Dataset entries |
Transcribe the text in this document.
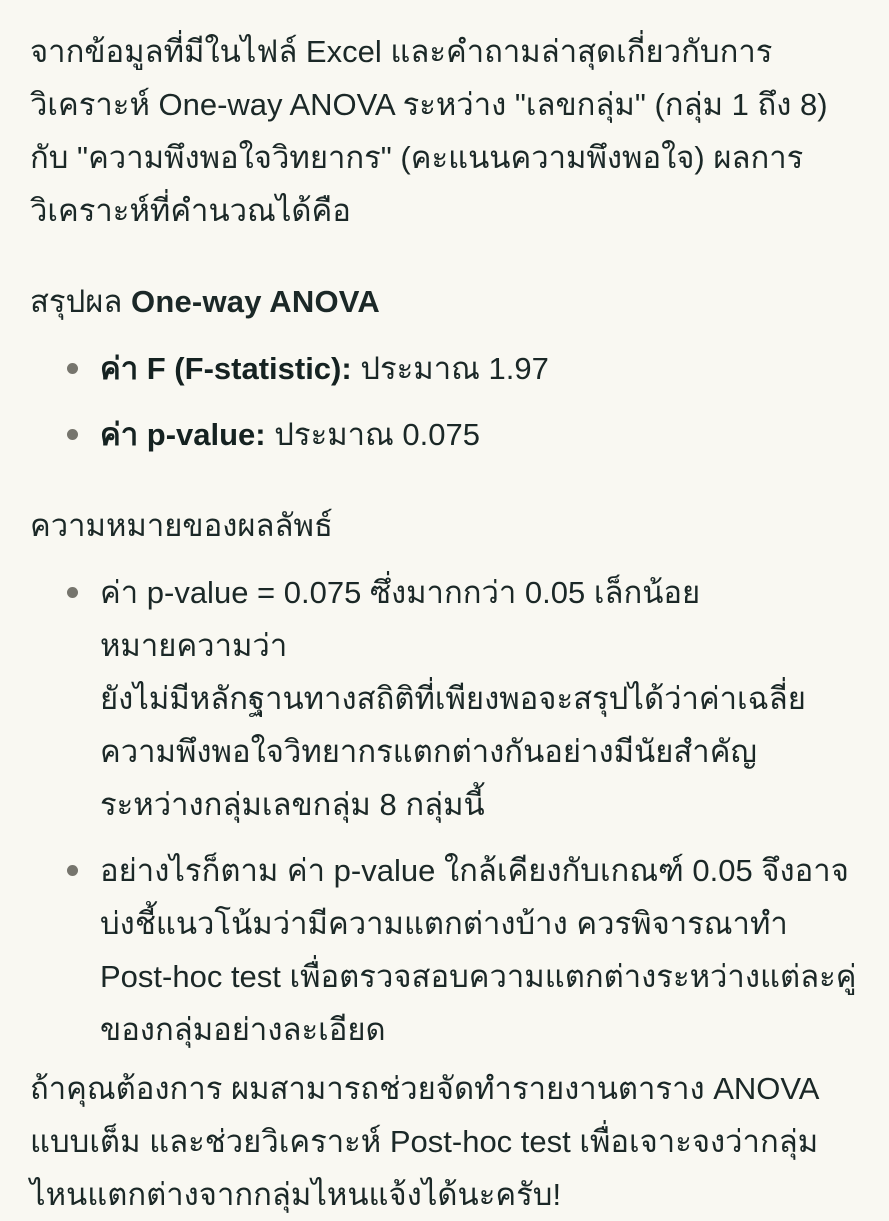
จากข้อมูลที่มีในไฟล์ Excel และคำถามล่าสุดเกี่ยวกับการวิเคราะห์ One-way ANOVA ระหว่าง "เลขกลุ่ม" (กลุ่ม 1 ถึง 8) กับ "ความพึงพอใจวิทยากร" (คะแนนความพึงพอใจ) ผลการวิเคราะห์ที่คำนวณได้คือ

สรุปผล One-way ANOVA
ค่า F (F-statistic): ประมาณ 1.97
ค่า p-value: ประมาณ 0.075
ความหมายของผลลัพธ์
ค่า p-value = 0.075 ซึ่งมากกว่า 0.05 เล็กน้อย หมายความว่า
ยังไม่มีหลักฐานทางสถิติที่เพียงพอจะสรุปได้ว่าค่าเฉลี่ยความพึงพอใจวิทยากรแตกต่างกันอย่างมีนัยสำคัญระหว่างกลุ่มเลขกลุ่ม 8 กลุ่มนี้
อย่างไรก็ตาม ค่า p-value ใกล้เคียงกับเกณฑ์ 0.05 จึงอาจบ่งชี้แนวโน้มว่ามีความแตกต่างบ้าง ควรพิจารณาทำ Post-hoc test เพื่อตรวจสอบความแตกต่างระหว่างแต่ละคู่ของกลุ่มอย่างละเอียด

ถ้าคุณต้องการ ผมสามารถช่วยจัดทำรายงานตาราง ANOVA แบบเต็ม และช่วยวิเคราะห์ Post-hoc test เพื่อเจาะจงว่ากลุ่มไหนแตกต่างจากกลุ่มไหนแจ้งได้นะครับ!
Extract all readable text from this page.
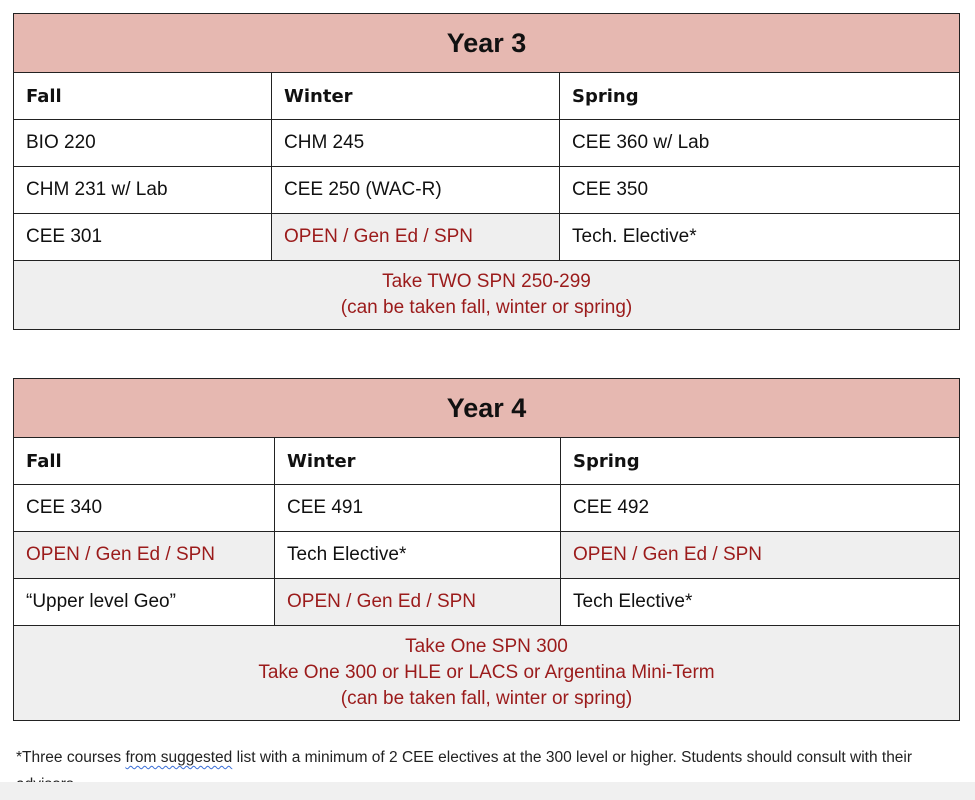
Year 3		
Fall	Winter	Spring
BIO 220	CHM 245	CEE 360 w/ Lab
CHM 231 w/ Lab	CEE 250 (WAC-R)	CEE 350
CEE 301	OPEN / Gen Ed / SPN	Tech. Elective*

Take TWO SPN 250-299
(can be taken fall, winter or spring)		
Year 4		
Fall	Winter	Spring
CEE 340	CEE 491	CEE 492
OPEN / Gen Ed / SPN	Tech Elective*	OPEN / Gen Ed / SPN
“Upper level Geo”	OPEN / Gen Ed / SPN	Tech Elective*

Take One SPN 300
Take One 300 or HLE or LACS or Argentina Mini-Term
(can be taken fall, winter or spring)		
*Three courses from suggested list with a minimum of 2 CEE electives at the 300 level or higher. Students should consult with their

Your task |
Pictures are not part of the copy; reproduce everything else in the records exactly.

Worked solution |
Transcribe the text in this document.
จากข้อมูลที่มีในไฟล์ Excel และคำถามล่าสุดเกี่ยวกับการวิเคราะห์ One-way ANOVA ระหว่าง "เลขกลุ่ม" (กลุ่ม 1 ถึง 8) กับ "ความพึงพอใจวิทยากร" (คะแนนความพึงพอใจ) ผลการวิเคราะห์ที่คำนวณได้คือ

สรุปผล One-way ANOVA
ค่า F (F-statistic): ประมาณ 1.97
ค่า p-value: ประมาณ 0.075
ความหมายของผลลัพธ์
ค่า p-value = 0.075 ซึ่งมากกว่า 0.05 เล็กน้อย หมายความว่า
ยังไม่มีหลักฐานทางสถิติที่เพียงพอจะสรุปได้ว่าค่าเฉลี่ยความพึงพอใจวิทยากรแตกต่างกันอย่างมีนัยสำคัญระหว่างกลุ่มเลขกลุ่ม 8 กลุ่มนี้
อย่างไรก็ตาม ค่า p-value ใกล้เคียงกับเกณฑ์ 0.05 จึงอาจบ่งชี้แนวโน้มว่ามีความแตกต่างบ้าง ควรพิจารณาทำ Post-hoc test เพื่อตรวจสอบความแตกต่างระหว่างแต่ละคู่ของกลุ่มอย่างละเอียด

ถ้าคุณต้องการ ผมสามารถช่วยจัดทำรายงานตาราง ANOVA แบบเต็ม และช่วยวิเคราะห์ Post-hoc test เพื่อเจาะจงว่ากลุ่มไหนแตกต่างจากกลุ่มไหนแจ้งได้นะครับ!
Extract all readable text from this page.
Year 3		
Fall	Winter	Spring
BIO 220	CHM 245	CEE 360 w/ Lab
CHM 231 w/ Lab	CEE 250 (WAC-R)	CEE 350
CEE 301	OPEN / Gen Ed / SPN	Tech. Elective*

Take TWO SPN 250-299
(can be taken fall, winter or spring)		
Year 4		
Fall	Winter	Spring
CEE 340	CEE 491	CEE 492
OPEN / Gen Ed / SPN	Tech Elective*	OPEN / Gen Ed / SPN
“Upper level Geo”	OPEN / Gen Ed / SPN	Tech Elective*

Take One SPN 300
Take One 300 or HLE or LACS or Argentina Mini-Term
(can be taken fall, winter or spring)		
*Three courses from suggested list with a minimum of 2 CEE electives at the 300 level or higher. Students should consult with their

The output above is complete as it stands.